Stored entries
__________________________________________________

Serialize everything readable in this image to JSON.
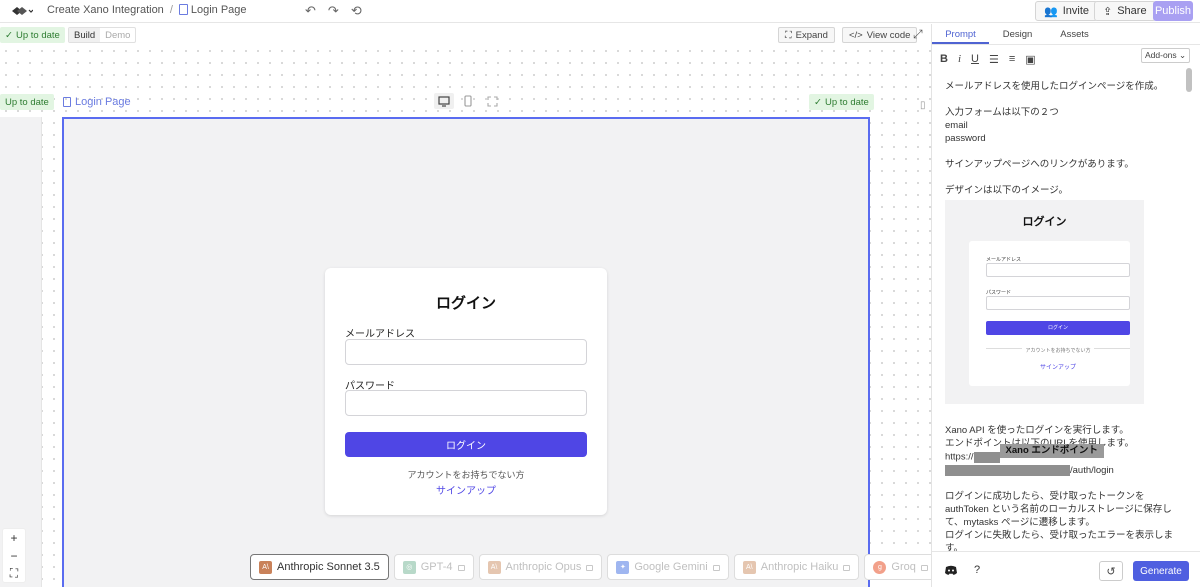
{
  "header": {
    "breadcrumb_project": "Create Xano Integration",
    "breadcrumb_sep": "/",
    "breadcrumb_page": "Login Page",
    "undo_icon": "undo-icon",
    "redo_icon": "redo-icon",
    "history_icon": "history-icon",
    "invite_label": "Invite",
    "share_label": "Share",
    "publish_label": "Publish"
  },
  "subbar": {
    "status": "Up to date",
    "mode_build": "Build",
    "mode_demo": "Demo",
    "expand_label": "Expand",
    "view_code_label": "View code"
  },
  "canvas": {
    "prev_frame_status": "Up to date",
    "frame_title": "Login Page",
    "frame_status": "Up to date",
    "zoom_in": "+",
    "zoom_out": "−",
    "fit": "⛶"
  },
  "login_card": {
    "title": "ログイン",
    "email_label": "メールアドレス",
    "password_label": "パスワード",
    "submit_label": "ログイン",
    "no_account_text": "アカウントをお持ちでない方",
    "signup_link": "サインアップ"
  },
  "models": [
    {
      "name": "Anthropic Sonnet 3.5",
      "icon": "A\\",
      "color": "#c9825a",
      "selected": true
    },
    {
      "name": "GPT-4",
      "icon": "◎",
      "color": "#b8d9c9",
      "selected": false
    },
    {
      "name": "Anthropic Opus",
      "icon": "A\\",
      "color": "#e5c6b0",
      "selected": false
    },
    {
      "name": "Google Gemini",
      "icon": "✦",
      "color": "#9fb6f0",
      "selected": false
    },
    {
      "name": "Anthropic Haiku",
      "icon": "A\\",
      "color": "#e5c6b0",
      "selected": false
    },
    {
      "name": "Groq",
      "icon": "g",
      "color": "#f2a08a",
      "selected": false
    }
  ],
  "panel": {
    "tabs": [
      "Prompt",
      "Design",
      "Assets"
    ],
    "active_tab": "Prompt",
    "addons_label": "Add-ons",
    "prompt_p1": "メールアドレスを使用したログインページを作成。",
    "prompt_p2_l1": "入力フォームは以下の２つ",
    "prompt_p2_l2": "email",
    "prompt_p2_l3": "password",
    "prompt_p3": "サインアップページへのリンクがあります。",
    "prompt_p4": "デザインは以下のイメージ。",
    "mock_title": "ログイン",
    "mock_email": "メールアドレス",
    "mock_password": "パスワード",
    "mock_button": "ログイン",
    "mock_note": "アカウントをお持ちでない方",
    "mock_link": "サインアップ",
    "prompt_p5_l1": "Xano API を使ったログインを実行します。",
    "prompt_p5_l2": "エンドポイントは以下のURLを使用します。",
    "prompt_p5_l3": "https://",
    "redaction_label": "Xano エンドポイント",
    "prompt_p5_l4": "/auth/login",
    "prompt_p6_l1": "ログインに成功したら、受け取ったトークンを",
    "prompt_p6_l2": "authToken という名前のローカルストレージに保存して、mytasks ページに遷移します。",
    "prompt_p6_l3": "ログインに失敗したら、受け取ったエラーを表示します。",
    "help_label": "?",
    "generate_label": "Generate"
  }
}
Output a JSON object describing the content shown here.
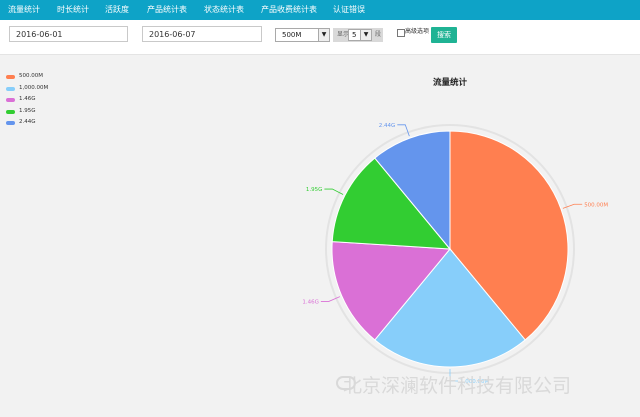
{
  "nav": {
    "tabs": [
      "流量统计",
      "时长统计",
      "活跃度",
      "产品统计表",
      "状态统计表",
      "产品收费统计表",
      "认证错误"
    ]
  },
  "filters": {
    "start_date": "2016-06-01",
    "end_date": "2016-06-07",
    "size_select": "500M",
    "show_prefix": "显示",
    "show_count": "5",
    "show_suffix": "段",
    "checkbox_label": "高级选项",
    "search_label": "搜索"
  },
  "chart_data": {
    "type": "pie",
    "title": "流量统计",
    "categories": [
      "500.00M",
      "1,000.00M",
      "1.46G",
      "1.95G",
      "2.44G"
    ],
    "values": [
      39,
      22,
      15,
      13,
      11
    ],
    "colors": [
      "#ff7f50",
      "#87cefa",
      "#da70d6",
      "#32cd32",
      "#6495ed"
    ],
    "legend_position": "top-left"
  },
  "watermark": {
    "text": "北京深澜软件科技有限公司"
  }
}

__________________________________________________

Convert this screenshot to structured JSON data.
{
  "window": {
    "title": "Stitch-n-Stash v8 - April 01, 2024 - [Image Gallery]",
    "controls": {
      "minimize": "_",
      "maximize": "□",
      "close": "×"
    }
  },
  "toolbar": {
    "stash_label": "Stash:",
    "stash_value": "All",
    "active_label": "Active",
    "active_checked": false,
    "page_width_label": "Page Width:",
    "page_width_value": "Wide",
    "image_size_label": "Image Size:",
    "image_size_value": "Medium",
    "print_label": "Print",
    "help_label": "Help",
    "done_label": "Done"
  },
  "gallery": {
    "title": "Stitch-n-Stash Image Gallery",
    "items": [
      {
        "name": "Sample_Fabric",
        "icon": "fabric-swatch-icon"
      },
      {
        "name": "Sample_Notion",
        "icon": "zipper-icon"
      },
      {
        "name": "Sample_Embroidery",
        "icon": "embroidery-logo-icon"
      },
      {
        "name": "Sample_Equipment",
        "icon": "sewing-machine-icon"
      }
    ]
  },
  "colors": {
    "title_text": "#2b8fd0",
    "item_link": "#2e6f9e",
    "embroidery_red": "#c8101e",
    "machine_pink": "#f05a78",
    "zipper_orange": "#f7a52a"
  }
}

__________________________________________________

## Task to carry out
What is the number of lines in the data holding the word "パスワード"? Reply with that number only.

## Solution
2